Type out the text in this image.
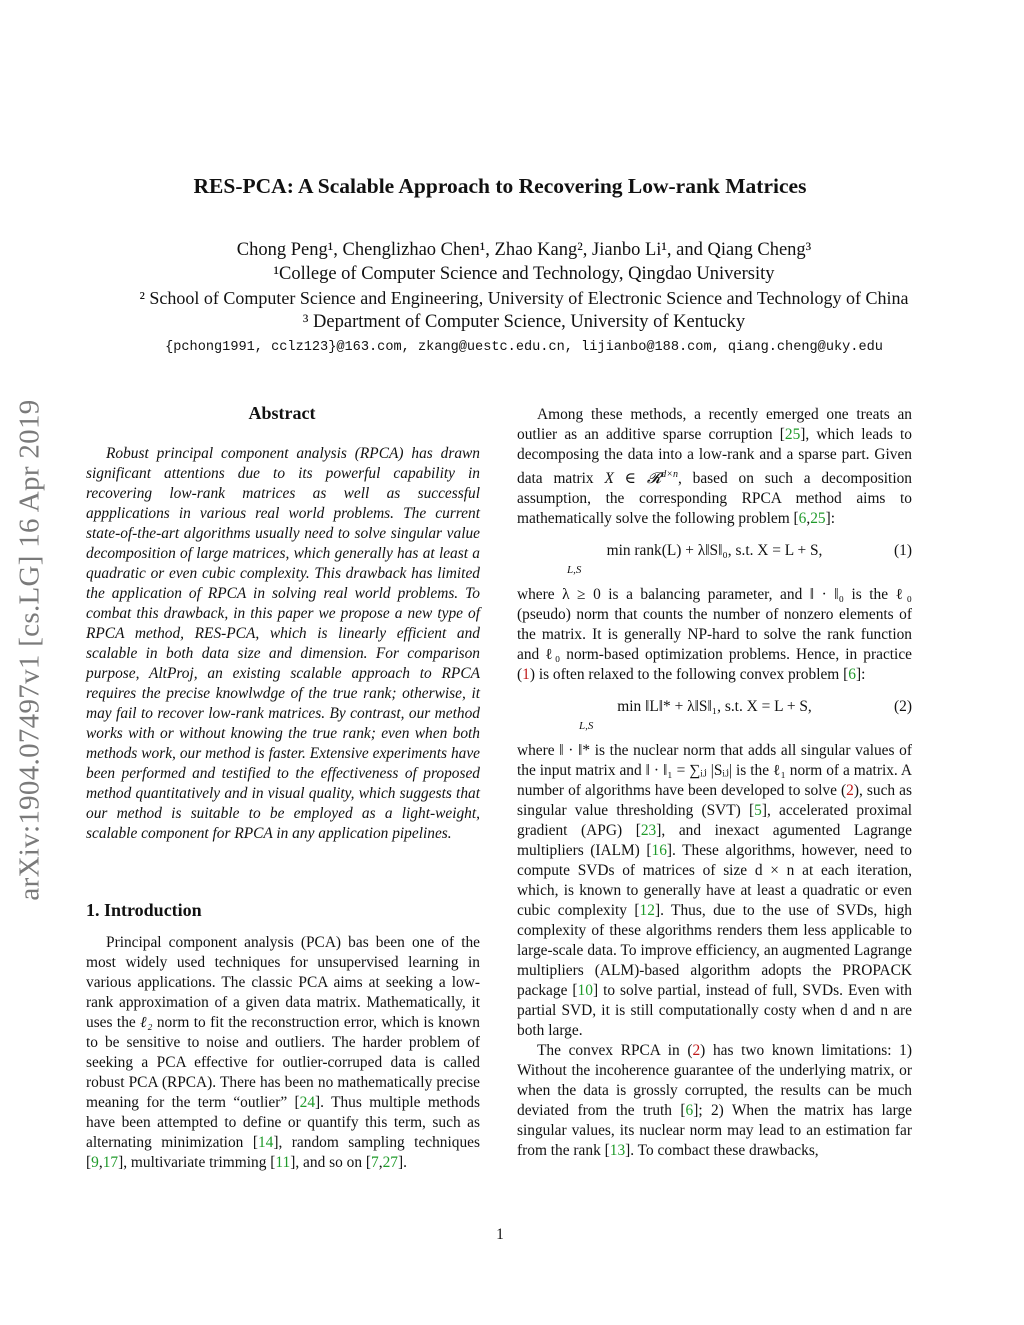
arXiv:1904.07497v1 [cs.LG] 16 Apr 2019
RES-PCA: A Scalable Approach to Recovering Low-rank Matrices
Chong Peng¹, Chenglizhao Chen¹, Zhao Kang², Jianbo Li¹, and Qiang Cheng³
¹College of Computer Science and Technology, Qingdao University
² School of Computer Science and Engineering, University of Electronic Science and Technology of China
³ Department of Computer Science, University of Kentucky
{pchong1991, cclz123}@163.com, zkang@uestc.edu.cn, lijianbo@188.com, qiang.cheng@uky.edu
Abstract

Robust principal component analysis (RPCA) has drawn significant attentions due to its powerful capability in recovering low-rank matrices as well as successful appplications in various real world problems. The current state-of-the-art algorithms usually need to solve singular value decomposition of large matrices, which generally has at least a quadratic or even cubic complexity. This drawback has limited the application of RPCA in solving real world problems. To combat this drawback, in this paper we propose a new type of RPCA method, RES-PCA, which is linearly efficient and scalable in both data size and dimension. For comparison purpose, AltProj, an existing scalable approach to RPCA requires the precise knowlwdge of the true rank; otherwise, it may fail to recover low-rank matrices. By contrast, our method works with or without knowing the true rank; even when both methods work, our method is faster. Extensive experiments have been performed and testified to the effectiveness of proposed method quantitatively and in visual quality, which suggests that our method is suitable to be employed as a light-weight, scalable component for RPCA in any application pipelines.

1. Introduction

Principal component analysis (PCA) bas been one of the most widely used techniques for unsupervised learning in various applications. The classic PCA aims at seeking a low-rank approximation of a given data matrix. Mathematically, it uses the ℓ₂ norm to fit the reconstruction error, which is known to be sensitive to noise and outliers. The harder problem of seeking a PCA effective for outlier-corruped data is called robust PCA (RPCA). There has been no mathematically precise meaning for the term “outlier” [24]. Thus multiple methods have been attempted to define or quantify this term, such as alternating minimization [14], random sampling techniques [9,17], multivariate trimming [11], and so on [7,27].

Among these methods, a recently emerged one treats an outlier as an additive sparse corruption [25], which leads to decomposing the data into a low-rank and a sparse part. Given data matrix X ∈ 𝓡$^{d\times n}$, based on such a decomposition assumption, the corresponding RPCA method aims to mathematically solve the following problem [6,25]:

min rank(L) + λ‖S‖₀, s.t. X = L + S,
L,S
(1)

where λ ≥ 0 is a balancing parameter, and ‖ · ‖₀ is the ℓ₀ (pseudo) norm that counts the number of nonzero elements of the matrix. It is generally NP-hard to solve the rank function and ℓ₀ norm-based optimization problems. Hence, in practice (1) is often relaxed to the following convex problem [6]:

min ‖L‖* + λ‖S‖₁, s.t. X = L + S,
L,S
(2)

where ‖ · ‖* is the nuclear norm that adds all singular values of the input matrix and ‖ · ‖₁ = ∑ᵢⱼ |Sᵢⱼ| is the ℓ₁ norm of a matrix. A number of algorithms have been developed to solve (2), such as singular value thresholding (SVT) [5], accelerated proximal gradient (APG) [23], and inexact agumented Lagrange multipliers (IALM) [16]. These algorithms, however, need to compute SVDs of matrices of size d × n at each iteration, which, is known to generally have at least a quadratic or even cubic complexity [12]. Thus, due to the use of SVDs, high complexity of these algorithms renders them less applicable to large-scale data. To improve efficiency, an augmented Lagrange multipliers (ALM)-based algorithm adopts the PROPACK package [10] to solve partial, instead of full, SVDs. Even with partial SVD, it is still computationally costy when d and n are both large.

The convex RPCA in (2) has two known limitations: 1) Without the incoherence guarantee of the underlying matrix, or when the data is grossly corrupted, the results can be much deviated from the truth [6]; 2) When the matrix has large singular values, its nuclear norm may lead to an estimation far from the rank [13]. To combact these drawbacks,

1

**AIM OF THE TASK:** Copy each line in full and exactly, omitting any picture.

**ANSWER IN FULL:**
Type out the text in this image.
arXiv:1904.07497v1 [cs.LG] 16 Apr 2019
RES-PCA: A Scalable Approach to Recovering Low-rank Matrices
Chong Peng¹, Chenglizhao Chen¹, Zhao Kang², Jianbo Li¹, and Qiang Cheng³
¹College of Computer Science and Technology, Qingdao University
² School of Computer Science and Engineering, University of Electronic Science and Technology of China
³ Department of Computer Science, University of Kentucky
{pchong1991, cclz123}@163.com, zkang@uestc.edu.cn, lijianbo@188.com, qiang.cheng@uky.edu
Abstract

Robust principal component analysis (RPCA) has drawn significant attentions due to its powerful capability in recovering low-rank matrices as well as successful appplications in various real world problems. The current state-of-the-art algorithms usually need to solve singular value decomposition of large matrices, which generally has at least a quadratic or even cubic complexity. This drawback has limited the application of RPCA in solving real world problems. To combat this drawback, in this paper we propose a new type of RPCA method, RES-PCA, which is linearly efficient and scalable in both data size and dimension. For comparison purpose, AltProj, an existing scalable approach to RPCA requires the precise knowlwdge of the true rank; otherwise, it may fail to recover low-rank matrices. By contrast, our method works with or without knowing the true rank; even when both methods work, our method is faster. Extensive experiments have been performed and testified to the effectiveness of proposed method quantitatively and in visual quality, which suggests that our method is suitable to be employed as a light-weight, scalable component for RPCA in any application pipelines.

1. Introduction

Principal component analysis (PCA) bas been one of the most widely used techniques for unsupervised learning in various applications. The classic PCA aims at seeking a low-rank approximation of a given data matrix. Mathematically, it uses the ℓ₂ norm to fit the reconstruction error, which is known to be sensitive to noise and outliers. The harder problem of seeking a PCA effective for outlier-corruped data is called robust PCA (RPCA). There has been no mathematically precise meaning for the term “outlier” [24]. Thus multiple methods have been attempted to define or quantify this term, such as alternating minimization [14], random sampling techniques [9,17], multivariate trimming [11], and so on [7,27].

Among these methods, a recently emerged one treats an outlier as an additive sparse corruption [25], which leads to decomposing the data into a low-rank and a sparse part. Given data matrix X ∈ 𝓡$^{d\times n}$, based on such a decomposition assumption, the corresponding RPCA method aims to mathematically solve the following problem [6,25]:

min rank(L) + λ‖S‖₀, s.t. X = L + S,
L,S
(1)

where λ ≥ 0 is a balancing parameter, and ‖ · ‖₀ is the ℓ₀ (pseudo) norm that counts the number of nonzero elements of the matrix. It is generally NP-hard to solve the rank function and ℓ₀ norm-based optimization problems. Hence, in practice (1) is often relaxed to the following convex problem [6]:

min ‖L‖* + λ‖S‖₁, s.t. X = L + S,
L,S
(2)

where ‖ · ‖* is the nuclear norm that adds all singular values of the input matrix and ‖ · ‖₁ = ∑ᵢⱼ |Sᵢⱼ| is the ℓ₁ norm of a matrix. A number of algorithms have been developed to solve (2), such as singular value thresholding (SVT) [5], accelerated proximal gradient (APG) [23], and inexact agumented Lagrange multipliers (IALM) [16]. These algorithms, however, need to compute SVDs of matrices of size d × n at each iteration, which, is known to generally have at least a quadratic or even cubic complexity [12]. Thus, due to the use of SVDs, high complexity of these algorithms renders them less applicable to large-scale data. To improve efficiency, an augmented Lagrange multipliers (ALM)-based algorithm adopts the PROPACK package [10] to solve partial, instead of full, SVDs. Even with partial SVD, it is still computationally costy when d and n are both large.

The convex RPCA in (2) has two known limitations: 1) Without the incoherence guarantee of the underlying matrix, or when the data is grossly corrupted, the results can be much deviated from the truth [6]; 2) When the matrix has large singular values, its nuclear norm may lead to an estimation far from the rank [13]. To combact these drawbacks,

1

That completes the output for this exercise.